*WORK TO COMPLETE*.
Transcribe all of the data exactly. Omit the pictures.
★ ★ ★ ★ ★ ★ ★
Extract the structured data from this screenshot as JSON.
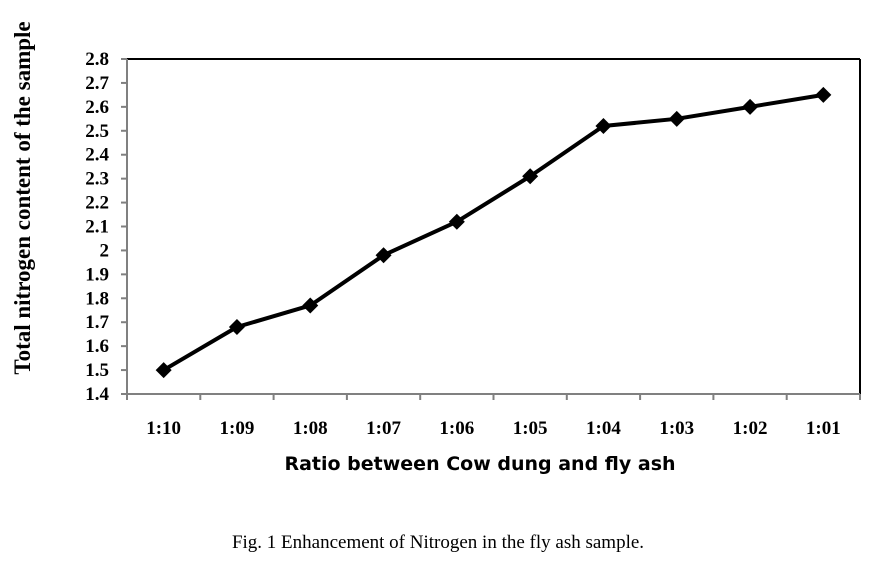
{
  "chart_data": {
    "type": "line",
    "title": "",
    "xlabel": "Ratio between Cow dung and fly ash",
    "ylabel": "Total nitrogen content of the sample",
    "categories": [
      "1:10",
      "1:09",
      "1:08",
      "1:07",
      "1:06",
      "1:05",
      "1:04",
      "1:03",
      "1:02",
      "1:01"
    ],
    "series": [
      {
        "name": "Total nitrogen",
        "values": [
          1.5,
          1.68,
          1.77,
          1.98,
          2.12,
          2.31,
          2.52,
          2.55,
          2.6,
          2.65
        ],
        "color": "#000000",
        "marker": "diamond"
      }
    ],
    "ylim": [
      1.4,
      2.8
    ],
    "yticks": [
      "1.4",
      "1.5",
      "1.6",
      "1.7",
      "1.8",
      "1.9",
      "2",
      "2.1",
      "2.2",
      "2.3",
      "2.4",
      "2.5",
      "2.6",
      "2.7",
      "2.8"
    ],
    "grid": false,
    "legend": "none"
  },
  "caption": "Fig. 1 Enhancement of Nitrogen in the fly ash sample."
}
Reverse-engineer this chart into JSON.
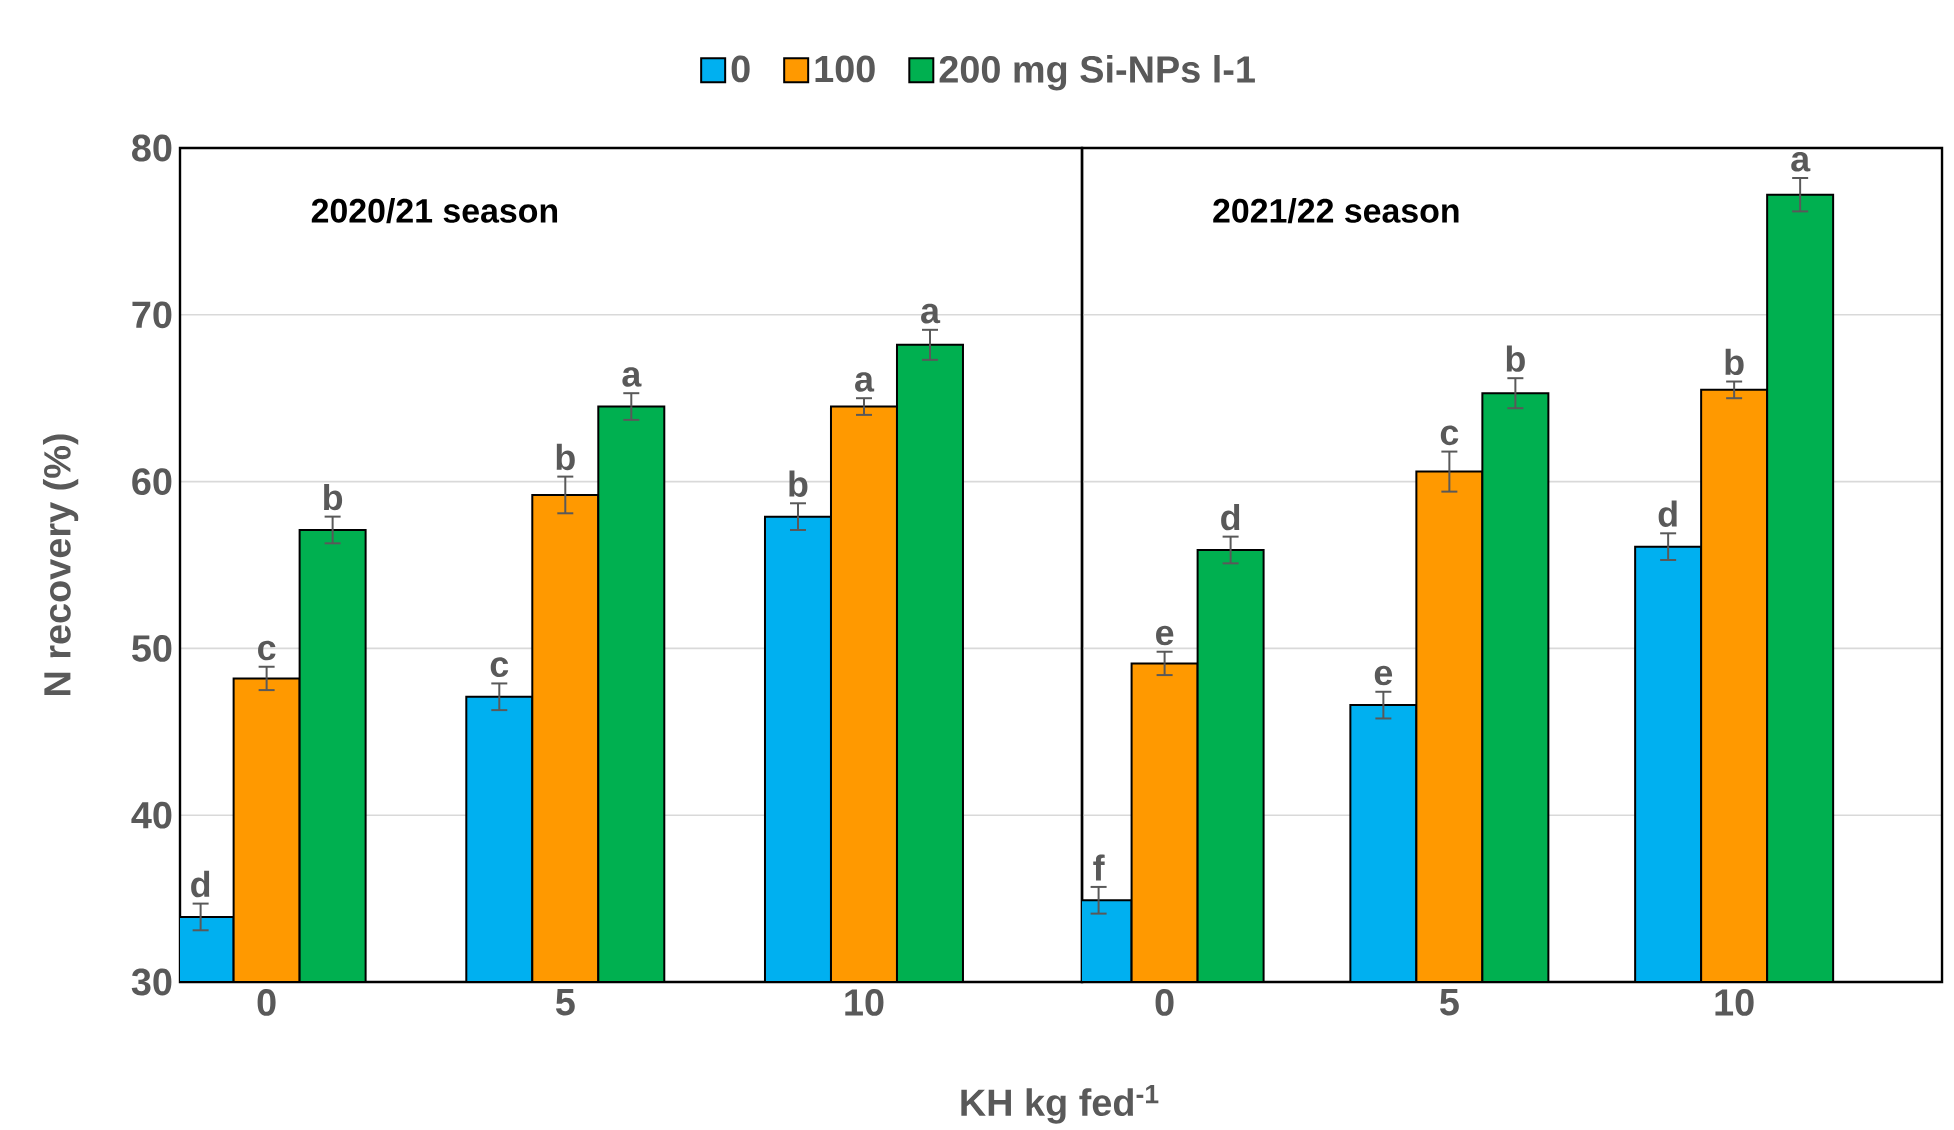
{
  "chart_data": [
    {
      "type": "bar",
      "categories": [
        "0",
        "5",
        "10"
      ],
      "xlabel": "KH kg fed$^{-1}$",
      "ylabel": "N recovery (%)",
      "annotations": [
        "2020/21 season"
      ],
      "ylim": [
        30,
        80
      ],
      "yticks": [
        30,
        40,
        50,
        60,
        70,
        80
      ],
      "grid": "y",
      "legend": "top",
      "tick_labels": "all",
      "series": [
        {
          "name": "0",
          "color": "#00b0f0",
          "values": [
            33.9,
            47.1,
            57.9
          ],
          "errors": [
            0.8,
            0.8,
            0.8
          ],
          "value_labels": [
            "d",
            "c",
            "b"
          ]
        },
        {
          "name": "100",
          "color": "#ff9900",
          "values": [
            48.2,
            59.2,
            64.5
          ],
          "errors": [
            0.7,
            1.1,
            0.5
          ],
          "value_labels": [
            "c",
            "b",
            "a"
          ]
        },
        {
          "name": "200 mg Si-NPs l-1",
          "color": "#00b050",
          "values": [
            57.1,
            64.5,
            68.2
          ],
          "errors": [
            0.8,
            0.8,
            0.9
          ],
          "value_labels": [
            "b",
            "a",
            "a"
          ]
        }
      ]
    },
    {
      "type": "bar",
      "categories": [
        "0",
        "5",
        "10"
      ],
      "annotations": [
        "2021/22 season"
      ],
      "ylim": [
        30,
        80
      ],
      "yticks": [
        30,
        40,
        50,
        60,
        70,
        80
      ],
      "grid": "y",
      "tick_labels": "x",
      "series": [
        {
          "color": "#00b0f0",
          "values": [
            34.9,
            46.6,
            56.1
          ],
          "errors": [
            0.8,
            0.8,
            0.8
          ],
          "value_labels": [
            "f",
            "e",
            "d"
          ]
        },
        {
          "color": "#ff9900",
          "values": [
            49.1,
            60.6,
            65.5
          ],
          "errors": [
            0.7,
            1.2,
            0.5
          ],
          "value_labels": [
            "e",
            "c",
            "b"
          ]
        },
        {
          "color": "#00b050",
          "values": [
            55.9,
            65.3,
            77.2
          ],
          "errors": [
            0.8,
            0.9,
            1.0
          ],
          "value_labels": [
            "d",
            "b",
            "a"
          ]
        }
      ]
    }
  ]
}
★ ★ ★ ★ ★ ★ ★
*OUTPUT*.
Extract the structured data from this screenshot as JSON.
{
  "chart_data": {
    "type": "line",
    "title": "",
    "xlabel": "Ratio between Cow dung and fly ash",
    "ylabel": "Total nitrogen content of the sample",
    "categories": [
      "1:10",
      "1:09",
      "1:08",
      "1:07",
      "1:06",
      "1:05",
      "1:04",
      "1:03",
      "1:02",
      "1:01"
    ],
    "series": [
      {
        "name": "Total nitrogen",
        "values": [
          1.5,
          1.68,
          1.77,
          1.98,
          2.12,
          2.31,
          2.52,
          2.55,
          2.6,
          2.65
        ],
        "color": "#000000",
        "marker": "diamond"
      }
    ],
    "ylim": [
      1.4,
      2.8
    ],
    "yticks": [
      "1.4",
      "1.5",
      "1.6",
      "1.7",
      "1.8",
      "1.9",
      "2",
      "2.1",
      "2.2",
      "2.3",
      "2.4",
      "2.5",
      "2.6",
      "2.7",
      "2.8"
    ],
    "grid": false,
    "legend": "none"
  },
  "caption": "Fig. 1 Enhancement of Nitrogen in the fly ash sample."
}
Reverse-engineer this chart into JSON.
{
  "chart_data": [
    {
      "type": "bar",
      "categories": [
        "0",
        "5",
        "10"
      ],
      "xlabel": "KH kg fed$^{-1}$",
      "ylabel": "N recovery (%)",
      "annotations": [
        "2020/21 season"
      ],
      "ylim": [
        30,
        80
      ],
      "yticks": [
        30,
        40,
        50,
        60,
        70,
        80
      ],
      "grid": "y",
      "legend": "top",
      "tick_labels": "all",
      "series": [
        {
          "name": "0",
          "color": "#00b0f0",
          "values": [
            33.9,
            47.1,
            57.9
          ],
          "errors": [
            0.8,
            0.8,
            0.8
          ],
          "value_labels": [
            "d",
            "c",
            "b"
          ]
        },
        {
          "name": "100",
          "color": "#ff9900",
          "values": [
            48.2,
            59.2,
            64.5
          ],
          "errors": [
            0.7,
            1.1,
            0.5
          ],
          "value_labels": [
            "c",
            "b",
            "a"
          ]
        },
        {
          "name": "200 mg Si-NPs l-1",
          "color": "#00b050",
          "values": [
            57.1,
            64.5,
            68.2
          ],
          "errors": [
            0.8,
            0.8,
            0.9
          ],
          "value_labels": [
            "b",
            "a",
            "a"
          ]
        }
      ]
    },
    {
      "type": "bar",
      "categories": [
        "0",
        "5",
        "10"
      ],
      "annotations": [
        "2021/22 season"
      ],
      "ylim": [
        30,
        80
      ],
      "yticks": [
        30,
        40,
        50,
        60,
        70,
        80
      ],
      "grid": "y",
      "tick_labels": "x",
      "series": [
        {
          "color": "#00b0f0",
          "values": [
            34.9,
            46.6,
            56.1
          ],
          "errors": [
            0.8,
            0.8,
            0.8
          ],
          "value_labels": [
            "f",
            "e",
            "d"
          ]
        },
        {
          "color": "#ff9900",
          "values": [
            49.1,
            60.6,
            65.5
          ],
          "errors": [
            0.7,
            1.2,
            0.5
          ],
          "value_labels": [
            "e",
            "c",
            "b"
          ]
        },
        {
          "color": "#00b050",
          "values": [
            55.9,
            65.3,
            77.2
          ],
          "errors": [
            0.8,
            0.9,
            1.0
          ],
          "value_labels": [
            "d",
            "b",
            "a"
          ]
        }
      ]
    }
  ]
}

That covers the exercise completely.